Give all of the listing again word for word, with images excluded.

[[ Input, beginning ]]

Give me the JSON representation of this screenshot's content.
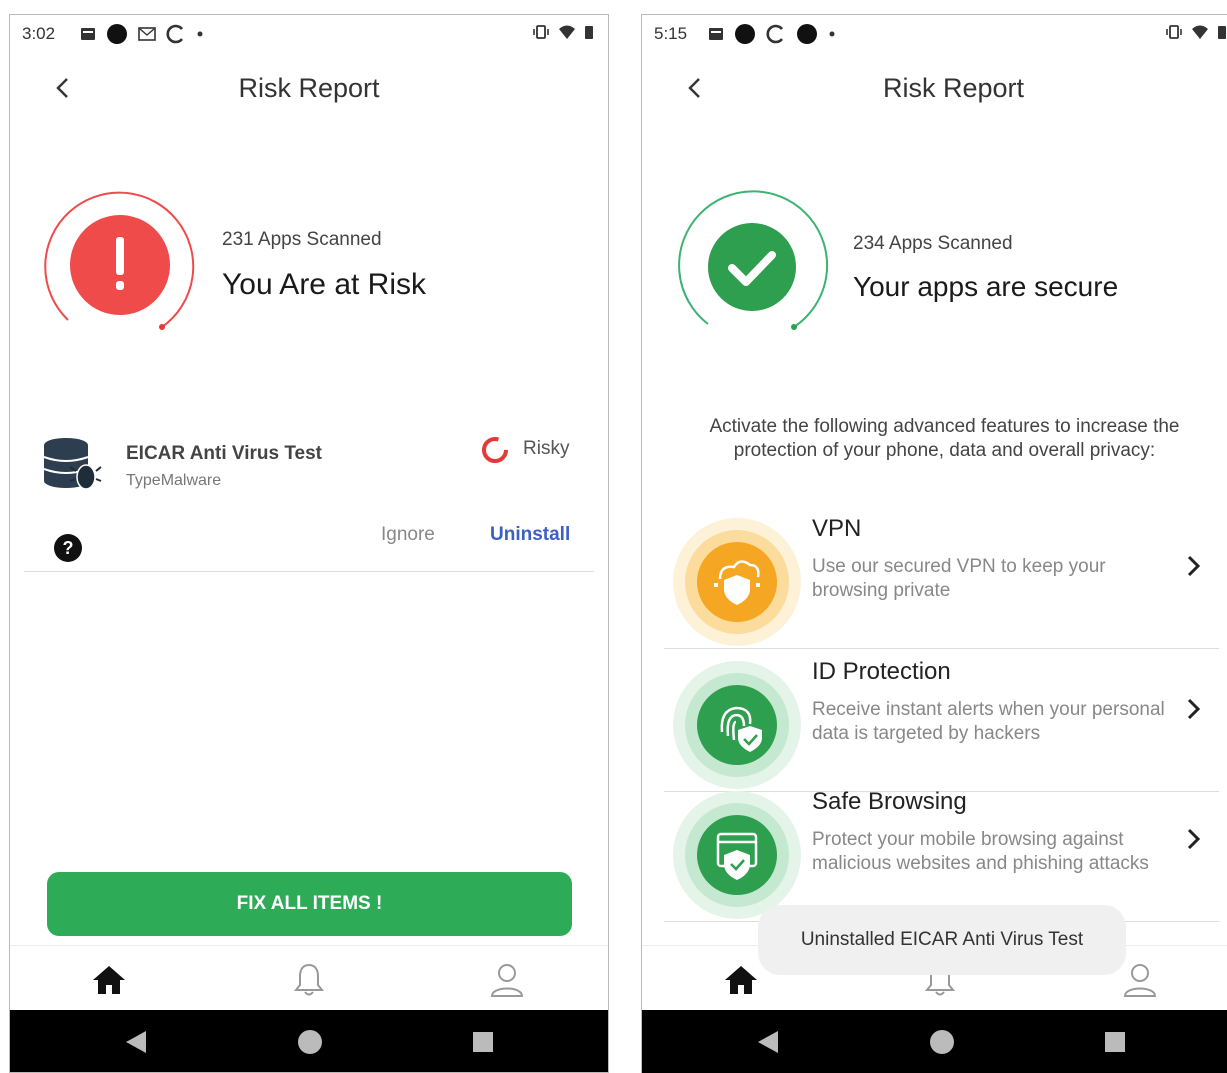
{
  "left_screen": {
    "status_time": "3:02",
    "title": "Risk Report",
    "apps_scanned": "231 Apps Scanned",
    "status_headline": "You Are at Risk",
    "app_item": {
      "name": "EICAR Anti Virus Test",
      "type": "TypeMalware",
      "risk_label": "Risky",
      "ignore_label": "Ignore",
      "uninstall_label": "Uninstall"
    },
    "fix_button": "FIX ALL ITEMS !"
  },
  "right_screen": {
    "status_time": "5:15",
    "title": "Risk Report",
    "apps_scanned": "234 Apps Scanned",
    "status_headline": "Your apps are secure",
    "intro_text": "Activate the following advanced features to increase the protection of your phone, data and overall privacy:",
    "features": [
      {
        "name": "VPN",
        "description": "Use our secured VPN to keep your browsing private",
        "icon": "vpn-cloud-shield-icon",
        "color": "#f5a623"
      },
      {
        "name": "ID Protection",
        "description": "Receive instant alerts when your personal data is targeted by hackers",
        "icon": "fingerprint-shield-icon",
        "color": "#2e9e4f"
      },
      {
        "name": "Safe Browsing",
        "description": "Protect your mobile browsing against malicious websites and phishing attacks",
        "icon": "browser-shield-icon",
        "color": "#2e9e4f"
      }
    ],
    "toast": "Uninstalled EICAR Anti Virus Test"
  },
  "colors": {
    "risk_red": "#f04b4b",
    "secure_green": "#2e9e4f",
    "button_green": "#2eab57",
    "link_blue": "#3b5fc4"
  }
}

[[ Input, end ]]

◆ The answer ◆
Give me the JSON representation of this screenshot's content.
{
  "left_screen": {
    "status_time": "3:02",
    "title": "Risk Report",
    "apps_scanned": "231 Apps Scanned",
    "status_headline": "You Are at Risk",
    "app_item": {
      "name": "EICAR Anti Virus Test",
      "type": "TypeMalware",
      "risk_label": "Risky",
      "ignore_label": "Ignore",
      "uninstall_label": "Uninstall"
    },
    "fix_button": "FIX ALL ITEMS !"
  },
  "right_screen": {
    "status_time": "5:15",
    "title": "Risk Report",
    "apps_scanned": "234 Apps Scanned",
    "status_headline": "Your apps are secure",
    "intro_text": "Activate the following advanced features to increase the protection of your phone, data and overall privacy:",
    "features": [
      {
        "name": "VPN",
        "description": "Use our secured VPN to keep your browsing private",
        "icon": "vpn-cloud-shield-icon",
        "color": "#f5a623"
      },
      {
        "name": "ID Protection",
        "description": "Receive instant alerts when your personal data is targeted by hackers",
        "icon": "fingerprint-shield-icon",
        "color": "#2e9e4f"
      },
      {
        "name": "Safe Browsing",
        "description": "Protect your mobile browsing against malicious websites and phishing attacks",
        "icon": "browser-shield-icon",
        "color": "#2e9e4f"
      }
    ],
    "toast": "Uninstalled EICAR Anti Virus Test"
  },
  "colors": {
    "risk_red": "#f04b4b",
    "secure_green": "#2e9e4f",
    "button_green": "#2eab57",
    "link_blue": "#3b5fc4"
  }
}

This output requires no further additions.